Objective:
Collect the lines of the entries where "left" shows up.

Material for the task:
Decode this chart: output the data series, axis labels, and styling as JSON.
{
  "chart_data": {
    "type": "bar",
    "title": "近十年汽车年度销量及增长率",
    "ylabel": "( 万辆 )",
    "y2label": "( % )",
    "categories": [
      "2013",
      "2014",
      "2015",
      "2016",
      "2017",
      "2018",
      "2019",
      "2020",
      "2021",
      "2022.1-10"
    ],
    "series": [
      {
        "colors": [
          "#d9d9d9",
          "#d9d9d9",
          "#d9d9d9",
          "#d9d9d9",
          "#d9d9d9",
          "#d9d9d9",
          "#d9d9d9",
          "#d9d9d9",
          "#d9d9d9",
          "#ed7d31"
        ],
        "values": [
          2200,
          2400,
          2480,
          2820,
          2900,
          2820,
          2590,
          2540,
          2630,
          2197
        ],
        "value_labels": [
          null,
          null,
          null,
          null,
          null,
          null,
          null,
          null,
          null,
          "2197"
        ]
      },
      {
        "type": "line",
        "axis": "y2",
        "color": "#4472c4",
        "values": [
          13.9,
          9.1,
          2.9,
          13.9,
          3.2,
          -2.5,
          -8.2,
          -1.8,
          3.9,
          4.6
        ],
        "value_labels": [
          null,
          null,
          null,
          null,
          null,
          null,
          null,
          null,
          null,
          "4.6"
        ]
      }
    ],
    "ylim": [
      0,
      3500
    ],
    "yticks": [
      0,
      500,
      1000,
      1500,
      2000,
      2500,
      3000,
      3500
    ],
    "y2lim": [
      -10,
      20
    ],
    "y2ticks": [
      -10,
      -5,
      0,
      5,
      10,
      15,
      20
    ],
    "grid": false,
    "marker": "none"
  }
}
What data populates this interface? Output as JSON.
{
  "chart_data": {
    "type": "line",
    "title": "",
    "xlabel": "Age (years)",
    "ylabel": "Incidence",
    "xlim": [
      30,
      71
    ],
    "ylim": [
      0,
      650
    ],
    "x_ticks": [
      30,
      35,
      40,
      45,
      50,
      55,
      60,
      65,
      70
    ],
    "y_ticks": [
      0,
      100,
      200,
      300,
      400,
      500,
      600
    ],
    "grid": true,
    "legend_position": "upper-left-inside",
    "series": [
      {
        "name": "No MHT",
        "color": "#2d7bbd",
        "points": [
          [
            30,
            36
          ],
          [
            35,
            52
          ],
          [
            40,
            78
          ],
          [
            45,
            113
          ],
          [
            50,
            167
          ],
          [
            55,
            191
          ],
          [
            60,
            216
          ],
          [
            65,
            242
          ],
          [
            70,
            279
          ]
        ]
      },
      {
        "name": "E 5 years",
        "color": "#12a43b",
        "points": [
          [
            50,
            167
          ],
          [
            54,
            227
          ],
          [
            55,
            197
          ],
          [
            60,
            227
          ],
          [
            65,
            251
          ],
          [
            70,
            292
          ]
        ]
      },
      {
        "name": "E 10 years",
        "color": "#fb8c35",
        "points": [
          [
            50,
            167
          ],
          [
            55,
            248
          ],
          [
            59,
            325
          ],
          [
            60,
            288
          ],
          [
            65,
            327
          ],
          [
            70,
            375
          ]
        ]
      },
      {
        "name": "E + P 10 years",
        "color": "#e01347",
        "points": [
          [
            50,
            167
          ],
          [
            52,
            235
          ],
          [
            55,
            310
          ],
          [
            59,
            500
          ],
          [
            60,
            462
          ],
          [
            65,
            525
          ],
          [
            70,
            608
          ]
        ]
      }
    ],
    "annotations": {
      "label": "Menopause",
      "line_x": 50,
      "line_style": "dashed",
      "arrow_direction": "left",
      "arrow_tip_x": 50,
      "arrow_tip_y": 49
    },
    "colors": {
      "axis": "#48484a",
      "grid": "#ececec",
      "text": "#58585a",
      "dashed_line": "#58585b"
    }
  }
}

Exercise solution:
    "legend_position": "upper-left-inside",
      "arrow_direction": "left",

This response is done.